(Data entries)
BEGIN

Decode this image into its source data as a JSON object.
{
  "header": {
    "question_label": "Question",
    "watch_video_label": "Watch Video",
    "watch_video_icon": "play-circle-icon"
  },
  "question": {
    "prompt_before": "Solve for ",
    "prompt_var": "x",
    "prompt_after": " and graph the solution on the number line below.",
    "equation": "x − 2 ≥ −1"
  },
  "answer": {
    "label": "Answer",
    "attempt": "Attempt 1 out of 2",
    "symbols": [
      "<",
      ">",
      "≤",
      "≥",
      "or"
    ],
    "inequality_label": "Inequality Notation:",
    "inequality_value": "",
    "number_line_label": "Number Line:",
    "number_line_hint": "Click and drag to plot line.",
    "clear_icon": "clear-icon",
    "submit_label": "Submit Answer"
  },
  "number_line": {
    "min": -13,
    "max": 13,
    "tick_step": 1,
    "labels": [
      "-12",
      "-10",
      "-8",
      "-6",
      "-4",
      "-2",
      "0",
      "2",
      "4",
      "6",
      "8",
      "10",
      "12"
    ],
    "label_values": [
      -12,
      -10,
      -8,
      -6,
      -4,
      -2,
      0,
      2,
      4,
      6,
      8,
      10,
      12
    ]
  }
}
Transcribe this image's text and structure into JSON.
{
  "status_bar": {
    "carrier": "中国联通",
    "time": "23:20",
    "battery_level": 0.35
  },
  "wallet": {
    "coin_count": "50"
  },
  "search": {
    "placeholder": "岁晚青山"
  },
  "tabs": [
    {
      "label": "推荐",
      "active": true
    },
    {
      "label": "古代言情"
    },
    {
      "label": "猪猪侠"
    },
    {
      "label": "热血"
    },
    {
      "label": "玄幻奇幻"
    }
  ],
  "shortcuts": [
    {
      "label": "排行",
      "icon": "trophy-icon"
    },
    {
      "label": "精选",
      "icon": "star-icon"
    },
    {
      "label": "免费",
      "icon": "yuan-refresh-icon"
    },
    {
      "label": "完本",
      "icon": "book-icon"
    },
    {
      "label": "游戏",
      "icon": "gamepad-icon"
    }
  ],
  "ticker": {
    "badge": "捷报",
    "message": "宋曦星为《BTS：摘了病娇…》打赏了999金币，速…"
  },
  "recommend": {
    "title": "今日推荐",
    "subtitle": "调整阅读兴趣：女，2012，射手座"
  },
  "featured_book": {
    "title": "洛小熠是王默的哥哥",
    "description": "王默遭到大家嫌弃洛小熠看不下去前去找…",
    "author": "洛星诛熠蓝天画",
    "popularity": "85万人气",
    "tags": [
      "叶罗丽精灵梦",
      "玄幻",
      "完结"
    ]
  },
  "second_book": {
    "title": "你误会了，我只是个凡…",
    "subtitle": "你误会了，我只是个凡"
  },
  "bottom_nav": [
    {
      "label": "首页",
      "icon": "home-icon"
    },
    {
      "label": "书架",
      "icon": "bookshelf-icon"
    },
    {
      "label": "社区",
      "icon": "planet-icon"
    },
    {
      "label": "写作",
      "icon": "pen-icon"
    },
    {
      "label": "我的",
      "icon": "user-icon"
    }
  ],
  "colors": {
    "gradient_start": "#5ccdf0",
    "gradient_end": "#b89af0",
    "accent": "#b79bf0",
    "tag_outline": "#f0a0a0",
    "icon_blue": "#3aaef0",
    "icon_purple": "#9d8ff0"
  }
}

END

## What is required
Using the material above, report each line where "JSON" occurs.

## Solved problem
Decode this image into its source data as a JSON object.
Transcribe this image's text and structure into JSON.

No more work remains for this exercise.